#### Goal of the exercise:
Your answer should be a single number: the count of lines that include "true".

#### Entries provided:
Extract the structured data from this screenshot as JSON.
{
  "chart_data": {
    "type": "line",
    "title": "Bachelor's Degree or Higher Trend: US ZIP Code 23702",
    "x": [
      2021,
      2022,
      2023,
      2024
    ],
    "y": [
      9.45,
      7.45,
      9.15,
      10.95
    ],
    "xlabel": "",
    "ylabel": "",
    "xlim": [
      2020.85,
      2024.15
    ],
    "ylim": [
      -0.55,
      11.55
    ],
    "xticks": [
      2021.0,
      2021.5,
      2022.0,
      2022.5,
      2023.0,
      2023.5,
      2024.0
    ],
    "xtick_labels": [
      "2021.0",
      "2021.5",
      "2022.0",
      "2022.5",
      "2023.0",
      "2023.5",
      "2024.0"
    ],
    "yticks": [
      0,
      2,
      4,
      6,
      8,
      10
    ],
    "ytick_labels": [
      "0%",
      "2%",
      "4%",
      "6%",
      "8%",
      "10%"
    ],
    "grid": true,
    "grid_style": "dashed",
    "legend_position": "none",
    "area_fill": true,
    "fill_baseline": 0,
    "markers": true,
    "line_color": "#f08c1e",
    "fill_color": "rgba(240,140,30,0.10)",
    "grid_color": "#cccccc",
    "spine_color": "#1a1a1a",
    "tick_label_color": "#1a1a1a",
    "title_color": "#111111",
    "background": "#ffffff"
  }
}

#### Correct result:
3